# Task
All entries below need to be written out exactly, but without their pictures.

# Part of a data file
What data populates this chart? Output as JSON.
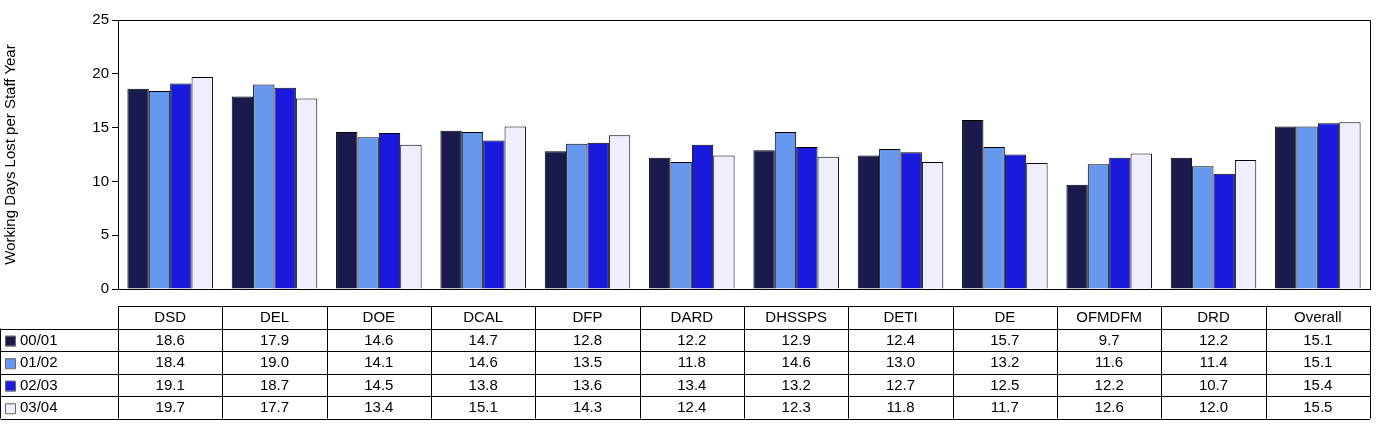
{
  "chart_data": {
    "type": "bar",
    "ylabel": "Working Days Lost per Staff Year",
    "categories": [
      "DSD",
      "DEL",
      "DOE",
      "DCAL",
      "DFP",
      "DARD",
      "DHSSPS",
      "DETI",
      "DE",
      "OFMDFM",
      "DRD",
      "Overall"
    ],
    "series": [
      {
        "name": "00/01",
        "color": "#1a1a4d",
        "values": [
          18.6,
          17.9,
          14.6,
          14.7,
          12.8,
          12.2,
          12.9,
          12.4,
          15.7,
          9.7,
          12.2,
          15.1
        ]
      },
      {
        "name": "01/02",
        "color": "#6699ee",
        "values": [
          18.4,
          19.0,
          14.1,
          14.6,
          13.5,
          11.8,
          14.6,
          13.0,
          13.2,
          11.6,
          11.4,
          15.1
        ],
        "value_labels": [
          "18.4",
          "19.0",
          "14.1",
          "14.6",
          "13.5",
          "11.8",
          "14.6",
          "13.0",
          "13.2",
          "11.6",
          "11.4",
          "15.1"
        ]
      },
      {
        "name": "02/03",
        "color": "#1a1add",
        "values": [
          19.1,
          18.7,
          14.5,
          13.8,
          13.6,
          13.4,
          13.2,
          12.7,
          12.5,
          12.2,
          10.7,
          15.4
        ]
      },
      {
        "name": "03/04",
        "color": "#eeeeff",
        "values": [
          19.7,
          17.7,
          13.4,
          15.1,
          14.3,
          12.4,
          12.3,
          11.8,
          11.7,
          12.6,
          12.0,
          15.5
        ],
        "value_labels": [
          "19.7",
          "17.7",
          "13.4",
          "15.1",
          "14.3",
          "12.4",
          "12.3",
          "11.8",
          "11.7",
          "12.6",
          "12.0",
          "15.5"
        ]
      }
    ],
    "ylim": [
      0,
      25
    ],
    "yticks": [
      0,
      5,
      10,
      15,
      20,
      25
    ],
    "grid": false,
    "legend": "bottom",
    "tick_labels": "y",
    "data_labels": true
  }
}
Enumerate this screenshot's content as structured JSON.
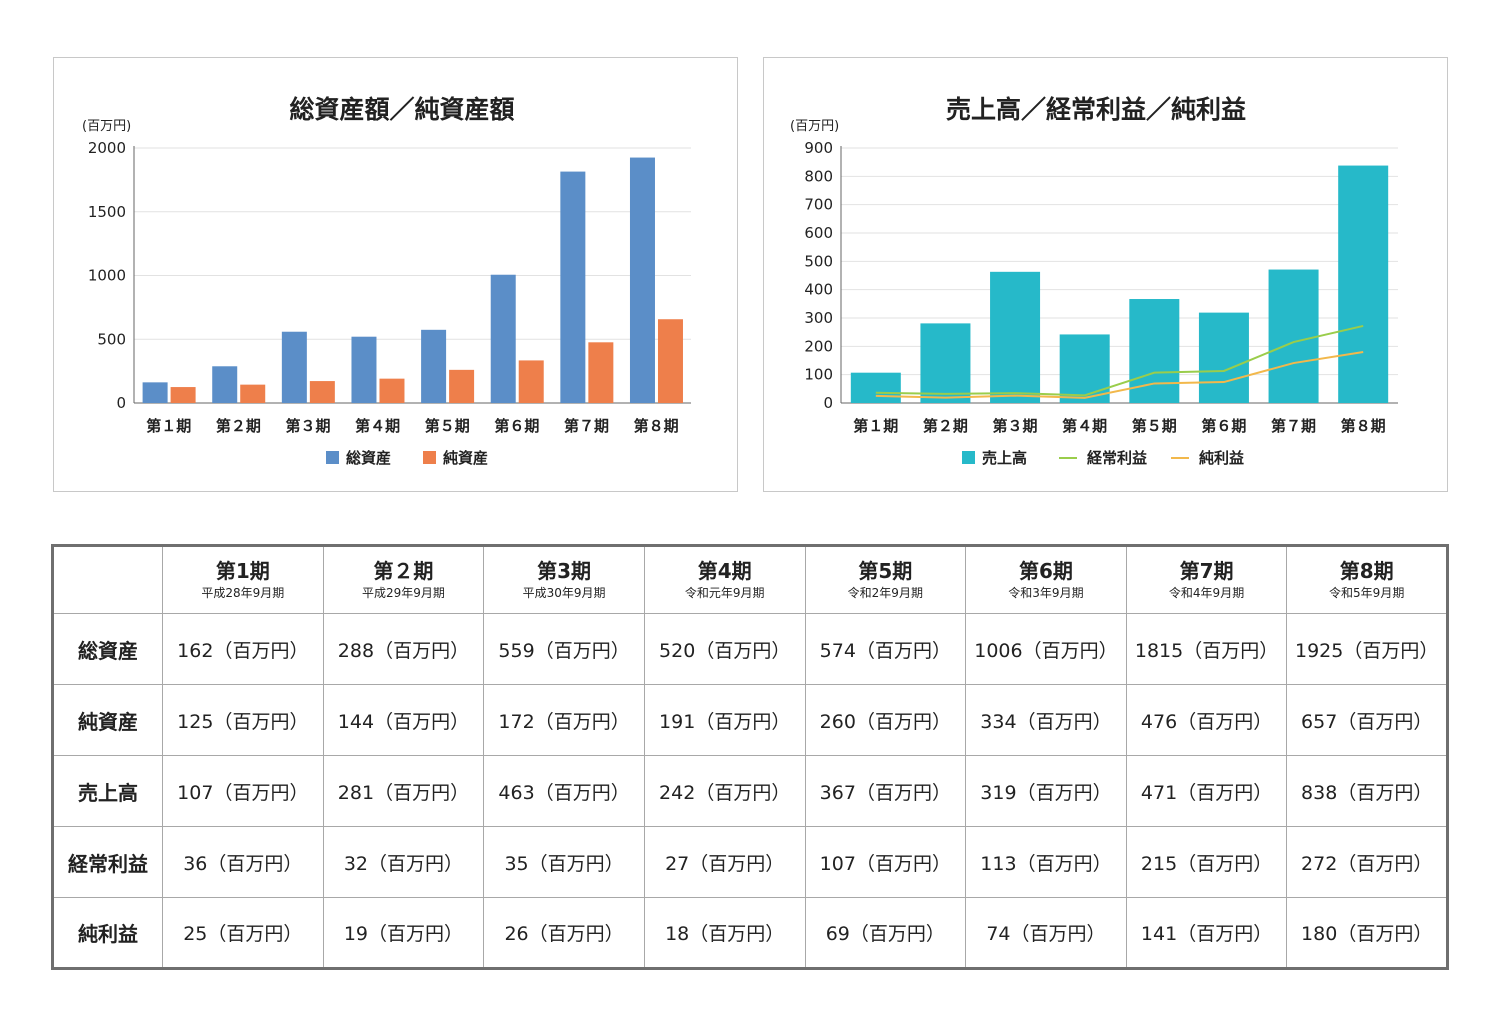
{
  "chart_data": [
    {
      "type": "bar",
      "title": "総資産額／純資産額",
      "unit": "(百万円)",
      "categories": [
        "第１期",
        "第２期",
        "第３期",
        "第４期",
        "第５期",
        "第６期",
        "第７期",
        "第８期"
      ],
      "series": [
        {
          "name": "総資産",
          "color": "#5b8ec8",
          "values": [
            162,
            288,
            559,
            520,
            574,
            1006,
            1815,
            1925
          ]
        },
        {
          "name": "純資産",
          "color": "#ee7f4b",
          "values": [
            125,
            144,
            172,
            191,
            260,
            334,
            476,
            657
          ]
        }
      ],
      "ylim": [
        0,
        2000
      ],
      "yticks": [
        0,
        500,
        1000,
        1500,
        2000
      ],
      "grid": true,
      "legend": "bottom"
    },
    {
      "type": "bar",
      "title": "売上高／経常利益／純利益",
      "unit": "(百万円)",
      "categories": [
        "第１期",
        "第２期",
        "第３期",
        "第４期",
        "第５期",
        "第６期",
        "第７期",
        "第８期"
      ],
      "series": [
        {
          "name": "売上高",
          "type": "bar",
          "color": "#26b9c9",
          "values": [
            107,
            281,
            463,
            242,
            367,
            319,
            471,
            838
          ]
        },
        {
          "name": "経常利益",
          "type": "line",
          "color": "#9acd4b",
          "values": [
            36,
            32,
            35,
            27,
            107,
            113,
            215,
            272
          ]
        },
        {
          "name": "純利益",
          "type": "line",
          "color": "#f2b84b",
          "values": [
            25,
            19,
            26,
            18,
            69,
            74,
            141,
            180
          ]
        }
      ],
      "ylim": [
        0,
        900
      ],
      "yticks": [
        0,
        100,
        200,
        300,
        400,
        500,
        600,
        700,
        800,
        900
      ],
      "grid": true,
      "legend": "bottom"
    }
  ],
  "table": {
    "periods": [
      {
        "name": "第1期",
        "date": "平成28年9月期"
      },
      {
        "name": "第２期",
        "date": "平成29年9月期"
      },
      {
        "name": "第3期",
        "date": "平成30年9月期"
      },
      {
        "name": "第4期",
        "date": "令和元年9月期"
      },
      {
        "name": "第5期",
        "date": "令和2年9月期"
      },
      {
        "name": "第6期",
        "date": "令和3年9月期"
      },
      {
        "name": "第7期",
        "date": "令和4年9月期"
      },
      {
        "name": "第8期",
        "date": "令和5年9月期"
      }
    ],
    "unit_suffix": "（百万円）",
    "rows": [
      {
        "label": "総資産",
        "values": [
          "162",
          "288",
          "559",
          "520",
          "574",
          "1006",
          "1815",
          "1925"
        ]
      },
      {
        "label": "純資産",
        "values": [
          "125",
          "144",
          "172",
          "191",
          "260",
          "334",
          "476",
          "657"
        ]
      },
      {
        "label": "売上高",
        "values": [
          "107",
          "281",
          "463",
          "242",
          "367",
          "319",
          "471",
          "838"
        ]
      },
      {
        "label": "経常利益",
        "values": [
          "36",
          "32",
          "35",
          "27",
          "107",
          "113",
          "215",
          "272"
        ]
      },
      {
        "label": "純利益",
        "values": [
          "25",
          "19",
          "26",
          "18",
          "69",
          "74",
          "141",
          "180"
        ]
      }
    ]
  }
}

# Solution
What data populates this chart? Output as JSON.
{
  "chart_data": {
    "type": "bar",
    "ylabel": "Working Days Lost per Staff Year",
    "categories": [
      "DSD",
      "DEL",
      "DOE",
      "DCAL",
      "DFP",
      "DARD",
      "DHSSPS",
      "DETI",
      "DE",
      "OFMDFM",
      "DRD",
      "Overall"
    ],
    "series": [
      {
        "name": "00/01",
        "color": "#1a1a4d",
        "values": [
          18.6,
          17.9,
          14.6,
          14.7,
          12.8,
          12.2,
          12.9,
          12.4,
          15.7,
          9.7,
          12.2,
          15.1
        ]
      },
      {
        "name": "01/02",
        "color": "#6699ee",
        "values": [
          18.4,
          19.0,
          14.1,
          14.6,
          13.5,
          11.8,
          14.6,
          13.0,
          13.2,
          11.6,
          11.4,
          15.1
        ],
        "value_labels": [
          "18.4",
          "19.0",
          "14.1",
          "14.6",
          "13.5",
          "11.8",
          "14.6",
          "13.0",
          "13.2",
          "11.6",
          "11.4",
          "15.1"
        ]
      },
      {
        "name": "02/03",
        "color": "#1a1add",
        "values": [
          19.1,
          18.7,
          14.5,
          13.8,
          13.6,
          13.4,
          13.2,
          12.7,
          12.5,
          12.2,
          10.7,
          15.4
        ]
      },
      {
        "name": "03/04",
        "color": "#eeeeff",
        "values": [
          19.7,
          17.7,
          13.4,
          15.1,
          14.3,
          12.4,
          12.3,
          11.8,
          11.7,
          12.6,
          12.0,
          15.5
        ],
        "value_labels": [
          "19.7",
          "17.7",
          "13.4",
          "15.1",
          "14.3",
          "12.4",
          "12.3",
          "11.8",
          "11.7",
          "12.6",
          "12.0",
          "15.5"
        ]
      }
    ],
    "ylim": [
      0,
      25
    ],
    "yticks": [
      0,
      5,
      10,
      15,
      20,
      25
    ],
    "grid": false,
    "legend": "bottom",
    "tick_labels": "y",
    "data_labels": true
  }
}
Enumerate this screenshot's content as structured JSON.
{
  "chart_data": [
    {
      "type": "bar",
      "title": "総資産額／純資産額",
      "unit": "(百万円)",
      "categories": [
        "第１期",
        "第２期",
        "第３期",
        "第４期",
        "第５期",
        "第６期",
        "第７期",
        "第８期"
      ],
      "series": [
        {
          "name": "総資産",
          "color": "#5b8ec8",
          "values": [
            162,
            288,
            559,
            520,
            574,
            1006,
            1815,
            1925
          ]
        },
        {
          "name": "純資産",
          "color": "#ee7f4b",
          "values": [
            125,
            144,
            172,
            191,
            260,
            334,
            476,
            657
          ]
        }
      ],
      "ylim": [
        0,
        2000
      ],
      "yticks": [
        0,
        500,
        1000,
        1500,
        2000
      ],
      "grid": true,
      "legend": "bottom"
    },
    {
      "type": "bar",
      "title": "売上高／経常利益／純利益",
      "unit": "(百万円)",
      "categories": [
        "第１期",
        "第２期",
        "第３期",
        "第４期",
        "第５期",
        "第６期",
        "第７期",
        "第８期"
      ],
      "series": [
        {
          "name": "売上高",
          "type": "bar",
          "color": "#26b9c9",
          "values": [
            107,
            281,
            463,
            242,
            367,
            319,
            471,
            838
          ]
        },
        {
          "name": "経常利益",
          "type": "line",
          "color": "#9acd4b",
          "values": [
            36,
            32,
            35,
            27,
            107,
            113,
            215,
            272
          ]
        },
        {
          "name": "純利益",
          "type": "line",
          "color": "#f2b84b",
          "values": [
            25,
            19,
            26,
            18,
            69,
            74,
            141,
            180
          ]
        }
      ],
      "ylim": [
        0,
        900
      ],
      "yticks": [
        0,
        100,
        200,
        300,
        400,
        500,
        600,
        700,
        800,
        900
      ],
      "grid": true,
      "legend": "bottom"
    }
  ],
  "table": {
    "periods": [
      {
        "name": "第1期",
        "date": "平成28年9月期"
      },
      {
        "name": "第２期",
        "date": "平成29年9月期"
      },
      {
        "name": "第3期",
        "date": "平成30年9月期"
      },
      {
        "name": "第4期",
        "date": "令和元年9月期"
      },
      {
        "name": "第5期",
        "date": "令和2年9月期"
      },
      {
        "name": "第6期",
        "date": "令和3年9月期"
      },
      {
        "name": "第7期",
        "date": "令和4年9月期"
      },
      {
        "name": "第8期",
        "date": "令和5年9月期"
      }
    ],
    "unit_suffix": "（百万円）",
    "rows": [
      {
        "label": "総資産",
        "values": [
          "162",
          "288",
          "559",
          "520",
          "574",
          "1006",
          "1815",
          "1925"
        ]
      },
      {
        "label": "純資産",
        "values": [
          "125",
          "144",
          "172",
          "191",
          "260",
          "334",
          "476",
          "657"
        ]
      },
      {
        "label": "売上高",
        "values": [
          "107",
          "281",
          "463",
          "242",
          "367",
          "319",
          "471",
          "838"
        ]
      },
      {
        "label": "経常利益",
        "values": [
          "36",
          "32",
          "35",
          "27",
          "107",
          "113",
          "215",
          "272"
        ]
      },
      {
        "label": "純利益",
        "values": [
          "25",
          "19",
          "26",
          "18",
          "69",
          "74",
          "141",
          "180"
        ]
      }
    ]
  }
}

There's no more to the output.